Task to complete: From the listing, collect all lines containing the word "城市运行管理服务平台".

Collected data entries
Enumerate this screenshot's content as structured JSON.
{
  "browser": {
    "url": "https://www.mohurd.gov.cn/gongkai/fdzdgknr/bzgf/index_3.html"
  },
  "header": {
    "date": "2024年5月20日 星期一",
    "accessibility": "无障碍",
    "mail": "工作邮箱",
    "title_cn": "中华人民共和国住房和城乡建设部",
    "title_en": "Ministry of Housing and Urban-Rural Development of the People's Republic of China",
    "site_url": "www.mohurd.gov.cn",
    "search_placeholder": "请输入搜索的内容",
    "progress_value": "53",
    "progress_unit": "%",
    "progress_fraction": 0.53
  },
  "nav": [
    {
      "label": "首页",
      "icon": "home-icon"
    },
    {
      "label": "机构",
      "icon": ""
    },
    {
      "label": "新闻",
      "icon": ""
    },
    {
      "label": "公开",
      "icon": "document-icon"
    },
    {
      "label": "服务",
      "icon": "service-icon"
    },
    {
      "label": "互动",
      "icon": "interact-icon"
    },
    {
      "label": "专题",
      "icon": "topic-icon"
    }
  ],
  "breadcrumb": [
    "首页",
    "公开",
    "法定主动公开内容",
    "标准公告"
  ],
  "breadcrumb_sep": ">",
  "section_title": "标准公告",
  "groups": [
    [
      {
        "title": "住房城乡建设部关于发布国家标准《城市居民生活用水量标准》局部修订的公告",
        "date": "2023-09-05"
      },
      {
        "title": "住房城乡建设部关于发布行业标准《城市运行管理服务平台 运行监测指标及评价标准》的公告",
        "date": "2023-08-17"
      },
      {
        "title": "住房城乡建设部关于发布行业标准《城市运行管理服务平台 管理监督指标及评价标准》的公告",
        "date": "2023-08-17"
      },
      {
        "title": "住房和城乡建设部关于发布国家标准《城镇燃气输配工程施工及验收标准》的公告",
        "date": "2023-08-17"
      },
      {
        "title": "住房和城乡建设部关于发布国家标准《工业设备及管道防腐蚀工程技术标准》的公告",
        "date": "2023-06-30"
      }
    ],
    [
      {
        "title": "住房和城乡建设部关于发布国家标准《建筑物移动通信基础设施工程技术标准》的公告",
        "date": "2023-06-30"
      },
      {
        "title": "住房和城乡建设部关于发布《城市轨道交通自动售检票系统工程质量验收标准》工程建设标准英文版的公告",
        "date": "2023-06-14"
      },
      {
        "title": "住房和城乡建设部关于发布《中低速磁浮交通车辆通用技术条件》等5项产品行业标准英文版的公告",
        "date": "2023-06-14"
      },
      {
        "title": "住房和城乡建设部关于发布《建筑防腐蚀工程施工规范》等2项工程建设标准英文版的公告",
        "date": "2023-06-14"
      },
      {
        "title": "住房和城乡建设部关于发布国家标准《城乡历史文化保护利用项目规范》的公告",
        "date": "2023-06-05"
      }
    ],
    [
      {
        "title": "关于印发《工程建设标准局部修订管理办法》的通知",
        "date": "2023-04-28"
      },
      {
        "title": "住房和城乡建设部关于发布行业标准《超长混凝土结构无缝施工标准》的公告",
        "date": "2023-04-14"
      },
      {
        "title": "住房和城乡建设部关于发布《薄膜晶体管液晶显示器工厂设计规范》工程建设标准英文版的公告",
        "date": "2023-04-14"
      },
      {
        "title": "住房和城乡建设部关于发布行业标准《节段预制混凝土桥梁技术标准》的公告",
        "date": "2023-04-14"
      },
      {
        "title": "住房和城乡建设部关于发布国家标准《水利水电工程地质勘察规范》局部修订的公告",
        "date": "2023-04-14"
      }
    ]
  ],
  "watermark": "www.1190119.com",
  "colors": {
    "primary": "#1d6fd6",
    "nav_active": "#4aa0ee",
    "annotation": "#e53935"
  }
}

Exercise answer:
        "title": "住房城乡建设部关于发布行业标准《城市运行管理服务平台 运行监测指标及评价标准》的公告",
        "title": "住房城乡建设部关于发布行业标准《城市运行管理服务平台 管理监督指标及评价标准》的公告",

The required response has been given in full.